-- Start EXTRACTED DATA --
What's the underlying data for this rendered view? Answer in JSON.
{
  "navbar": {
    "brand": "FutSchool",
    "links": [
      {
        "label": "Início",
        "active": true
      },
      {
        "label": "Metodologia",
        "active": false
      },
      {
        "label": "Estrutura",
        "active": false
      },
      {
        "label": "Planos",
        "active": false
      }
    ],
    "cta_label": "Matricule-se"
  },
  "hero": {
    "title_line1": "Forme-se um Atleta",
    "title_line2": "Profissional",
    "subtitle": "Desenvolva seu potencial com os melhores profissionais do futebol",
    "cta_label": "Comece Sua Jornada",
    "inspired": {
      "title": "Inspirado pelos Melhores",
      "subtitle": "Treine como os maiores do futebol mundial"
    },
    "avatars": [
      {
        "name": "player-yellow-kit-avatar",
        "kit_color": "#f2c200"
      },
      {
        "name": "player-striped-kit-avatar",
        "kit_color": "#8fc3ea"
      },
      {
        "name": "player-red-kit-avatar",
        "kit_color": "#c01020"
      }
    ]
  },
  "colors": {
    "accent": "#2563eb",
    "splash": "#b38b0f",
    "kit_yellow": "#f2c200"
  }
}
-- End EXTRACTED DATA --
# REQUIRED TASK
What count of lines in the listing contain the word "subtitle"? Reply with the number only.

# EXPECTED ANSWER
2